# Stated exercise:
Answer with one number only: the number of lines that contain "单位地址".

# Dataset:
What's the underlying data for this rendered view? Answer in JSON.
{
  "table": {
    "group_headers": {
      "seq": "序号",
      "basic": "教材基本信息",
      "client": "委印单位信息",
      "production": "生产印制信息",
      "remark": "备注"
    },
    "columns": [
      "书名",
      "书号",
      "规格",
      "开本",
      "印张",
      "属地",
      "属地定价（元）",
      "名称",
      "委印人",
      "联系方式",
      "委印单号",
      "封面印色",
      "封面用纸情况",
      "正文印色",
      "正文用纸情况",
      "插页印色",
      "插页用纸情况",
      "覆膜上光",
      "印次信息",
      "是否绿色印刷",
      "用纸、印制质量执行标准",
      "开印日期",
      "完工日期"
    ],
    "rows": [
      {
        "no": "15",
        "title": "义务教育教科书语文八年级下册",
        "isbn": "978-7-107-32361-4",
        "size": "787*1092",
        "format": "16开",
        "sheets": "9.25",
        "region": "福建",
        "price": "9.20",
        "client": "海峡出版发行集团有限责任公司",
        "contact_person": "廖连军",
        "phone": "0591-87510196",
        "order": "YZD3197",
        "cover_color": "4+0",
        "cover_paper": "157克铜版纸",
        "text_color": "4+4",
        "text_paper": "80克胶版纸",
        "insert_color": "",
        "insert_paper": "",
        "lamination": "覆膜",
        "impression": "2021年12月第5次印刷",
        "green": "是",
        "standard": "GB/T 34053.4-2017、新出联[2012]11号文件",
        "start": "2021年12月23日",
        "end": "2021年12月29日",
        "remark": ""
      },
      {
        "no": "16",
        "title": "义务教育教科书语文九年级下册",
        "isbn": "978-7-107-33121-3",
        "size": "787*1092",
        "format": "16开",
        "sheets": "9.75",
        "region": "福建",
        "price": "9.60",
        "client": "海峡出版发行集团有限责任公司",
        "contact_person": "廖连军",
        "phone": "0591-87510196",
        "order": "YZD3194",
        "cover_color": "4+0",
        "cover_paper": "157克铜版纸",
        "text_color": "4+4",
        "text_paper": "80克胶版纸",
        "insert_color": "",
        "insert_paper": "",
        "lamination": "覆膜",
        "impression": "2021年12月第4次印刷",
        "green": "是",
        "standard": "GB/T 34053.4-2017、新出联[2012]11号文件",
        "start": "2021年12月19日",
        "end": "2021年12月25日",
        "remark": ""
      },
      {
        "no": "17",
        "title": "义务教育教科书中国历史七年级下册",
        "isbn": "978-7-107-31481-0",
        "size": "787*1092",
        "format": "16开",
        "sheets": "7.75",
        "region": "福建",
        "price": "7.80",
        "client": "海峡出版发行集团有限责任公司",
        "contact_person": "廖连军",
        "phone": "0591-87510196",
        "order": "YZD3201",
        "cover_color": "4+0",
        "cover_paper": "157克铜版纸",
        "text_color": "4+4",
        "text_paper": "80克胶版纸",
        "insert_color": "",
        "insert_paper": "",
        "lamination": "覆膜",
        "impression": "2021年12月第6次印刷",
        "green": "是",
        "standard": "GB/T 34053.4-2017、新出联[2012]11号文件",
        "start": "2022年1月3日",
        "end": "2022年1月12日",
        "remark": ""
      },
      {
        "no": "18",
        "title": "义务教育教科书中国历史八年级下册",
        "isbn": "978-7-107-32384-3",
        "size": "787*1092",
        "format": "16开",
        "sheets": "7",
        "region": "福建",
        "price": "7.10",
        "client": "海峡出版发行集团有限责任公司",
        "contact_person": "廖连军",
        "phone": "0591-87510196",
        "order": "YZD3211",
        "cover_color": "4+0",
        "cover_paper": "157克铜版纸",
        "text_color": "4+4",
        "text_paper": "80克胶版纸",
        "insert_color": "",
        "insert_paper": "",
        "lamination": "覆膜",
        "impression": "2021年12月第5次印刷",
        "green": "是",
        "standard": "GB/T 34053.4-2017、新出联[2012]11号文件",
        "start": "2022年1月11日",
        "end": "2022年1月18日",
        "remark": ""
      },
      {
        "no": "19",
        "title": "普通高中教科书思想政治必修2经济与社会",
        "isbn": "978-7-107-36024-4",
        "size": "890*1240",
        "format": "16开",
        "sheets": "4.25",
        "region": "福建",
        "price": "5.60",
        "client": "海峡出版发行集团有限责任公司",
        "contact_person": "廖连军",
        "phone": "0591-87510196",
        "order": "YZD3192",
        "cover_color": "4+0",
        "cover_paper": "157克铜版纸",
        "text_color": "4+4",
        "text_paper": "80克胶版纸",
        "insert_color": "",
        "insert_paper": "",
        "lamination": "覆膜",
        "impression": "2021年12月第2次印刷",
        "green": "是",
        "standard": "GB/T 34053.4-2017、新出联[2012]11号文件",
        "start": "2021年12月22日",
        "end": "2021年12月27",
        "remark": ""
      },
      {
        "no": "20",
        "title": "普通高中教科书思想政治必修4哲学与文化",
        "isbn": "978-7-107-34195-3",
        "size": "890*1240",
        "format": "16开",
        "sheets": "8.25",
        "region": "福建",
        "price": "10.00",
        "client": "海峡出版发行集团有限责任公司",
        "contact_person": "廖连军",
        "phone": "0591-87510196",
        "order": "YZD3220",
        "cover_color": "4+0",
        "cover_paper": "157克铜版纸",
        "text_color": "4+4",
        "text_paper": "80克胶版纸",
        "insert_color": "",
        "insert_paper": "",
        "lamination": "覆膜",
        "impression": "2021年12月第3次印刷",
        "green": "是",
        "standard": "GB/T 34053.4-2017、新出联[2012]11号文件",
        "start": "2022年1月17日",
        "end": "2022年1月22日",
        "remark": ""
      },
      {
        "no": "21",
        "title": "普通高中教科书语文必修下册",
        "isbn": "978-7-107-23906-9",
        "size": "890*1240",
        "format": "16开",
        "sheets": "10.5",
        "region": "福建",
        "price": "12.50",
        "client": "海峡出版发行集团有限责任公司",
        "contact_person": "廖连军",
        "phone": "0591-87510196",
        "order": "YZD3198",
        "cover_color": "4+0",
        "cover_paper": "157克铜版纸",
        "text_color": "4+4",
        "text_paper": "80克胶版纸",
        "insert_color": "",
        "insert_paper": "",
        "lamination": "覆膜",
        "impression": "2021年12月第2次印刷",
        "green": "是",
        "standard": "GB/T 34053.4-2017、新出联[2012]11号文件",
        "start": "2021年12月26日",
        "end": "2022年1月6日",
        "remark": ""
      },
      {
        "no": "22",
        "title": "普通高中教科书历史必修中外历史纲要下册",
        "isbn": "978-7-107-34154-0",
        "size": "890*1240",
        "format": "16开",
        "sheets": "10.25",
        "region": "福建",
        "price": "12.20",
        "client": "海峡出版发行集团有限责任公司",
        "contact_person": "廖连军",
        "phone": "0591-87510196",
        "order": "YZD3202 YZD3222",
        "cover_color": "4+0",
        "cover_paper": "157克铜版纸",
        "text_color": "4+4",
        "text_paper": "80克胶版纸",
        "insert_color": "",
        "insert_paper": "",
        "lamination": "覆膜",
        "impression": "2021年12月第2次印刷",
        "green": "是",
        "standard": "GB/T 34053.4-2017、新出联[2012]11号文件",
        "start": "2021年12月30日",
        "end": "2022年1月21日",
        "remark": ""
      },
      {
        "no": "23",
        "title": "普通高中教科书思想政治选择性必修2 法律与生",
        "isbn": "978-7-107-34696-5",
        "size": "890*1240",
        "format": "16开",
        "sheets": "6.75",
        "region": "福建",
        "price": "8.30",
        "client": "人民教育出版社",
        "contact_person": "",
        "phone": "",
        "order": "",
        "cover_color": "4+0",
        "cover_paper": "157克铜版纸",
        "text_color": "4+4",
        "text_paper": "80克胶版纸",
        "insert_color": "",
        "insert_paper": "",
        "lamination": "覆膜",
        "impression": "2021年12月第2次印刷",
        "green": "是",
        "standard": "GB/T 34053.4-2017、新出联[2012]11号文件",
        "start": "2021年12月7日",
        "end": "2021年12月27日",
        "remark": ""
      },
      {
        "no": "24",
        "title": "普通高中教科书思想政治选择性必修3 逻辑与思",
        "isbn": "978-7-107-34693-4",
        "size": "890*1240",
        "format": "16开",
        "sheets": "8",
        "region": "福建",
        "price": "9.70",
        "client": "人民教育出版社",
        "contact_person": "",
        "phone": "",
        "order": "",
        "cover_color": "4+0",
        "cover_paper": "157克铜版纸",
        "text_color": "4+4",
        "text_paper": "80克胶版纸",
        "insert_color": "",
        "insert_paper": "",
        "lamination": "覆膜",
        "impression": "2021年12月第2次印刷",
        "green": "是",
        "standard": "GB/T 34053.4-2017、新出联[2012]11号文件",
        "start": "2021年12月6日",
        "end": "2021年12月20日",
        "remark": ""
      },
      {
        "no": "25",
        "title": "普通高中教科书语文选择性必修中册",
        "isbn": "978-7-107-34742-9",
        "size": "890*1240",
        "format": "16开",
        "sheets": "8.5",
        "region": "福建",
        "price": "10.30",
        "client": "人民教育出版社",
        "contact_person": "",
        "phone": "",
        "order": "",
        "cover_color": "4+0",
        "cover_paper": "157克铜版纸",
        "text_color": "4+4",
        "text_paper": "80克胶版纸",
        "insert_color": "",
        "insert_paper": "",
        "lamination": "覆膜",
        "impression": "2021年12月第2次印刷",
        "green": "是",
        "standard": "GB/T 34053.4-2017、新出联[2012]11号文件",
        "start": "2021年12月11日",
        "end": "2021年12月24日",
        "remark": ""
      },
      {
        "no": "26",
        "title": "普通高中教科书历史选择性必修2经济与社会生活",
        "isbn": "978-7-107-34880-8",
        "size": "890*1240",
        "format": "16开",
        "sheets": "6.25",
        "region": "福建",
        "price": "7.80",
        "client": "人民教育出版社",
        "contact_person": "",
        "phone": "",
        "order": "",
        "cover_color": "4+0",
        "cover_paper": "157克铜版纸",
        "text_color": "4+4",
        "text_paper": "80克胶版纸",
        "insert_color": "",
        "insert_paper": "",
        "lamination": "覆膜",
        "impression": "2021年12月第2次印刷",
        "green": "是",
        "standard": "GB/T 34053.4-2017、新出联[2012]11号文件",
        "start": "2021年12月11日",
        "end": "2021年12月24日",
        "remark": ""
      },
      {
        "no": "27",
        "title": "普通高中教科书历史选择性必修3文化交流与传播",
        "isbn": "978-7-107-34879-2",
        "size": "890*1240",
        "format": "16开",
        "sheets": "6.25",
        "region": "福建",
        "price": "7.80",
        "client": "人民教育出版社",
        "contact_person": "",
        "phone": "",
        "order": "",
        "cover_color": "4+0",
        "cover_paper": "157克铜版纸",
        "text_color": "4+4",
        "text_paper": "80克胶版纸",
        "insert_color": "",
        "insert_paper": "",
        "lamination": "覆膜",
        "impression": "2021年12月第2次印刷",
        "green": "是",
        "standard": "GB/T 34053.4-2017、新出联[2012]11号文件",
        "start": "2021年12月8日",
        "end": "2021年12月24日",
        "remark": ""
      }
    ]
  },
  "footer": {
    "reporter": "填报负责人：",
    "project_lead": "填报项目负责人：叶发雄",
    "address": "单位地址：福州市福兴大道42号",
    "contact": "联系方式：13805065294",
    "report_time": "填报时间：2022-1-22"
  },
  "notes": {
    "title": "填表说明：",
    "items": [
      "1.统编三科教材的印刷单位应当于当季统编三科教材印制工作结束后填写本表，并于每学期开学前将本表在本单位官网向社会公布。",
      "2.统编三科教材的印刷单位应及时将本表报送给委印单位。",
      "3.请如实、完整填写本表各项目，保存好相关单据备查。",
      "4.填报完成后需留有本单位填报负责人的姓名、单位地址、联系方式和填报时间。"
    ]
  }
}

# Task solution:
2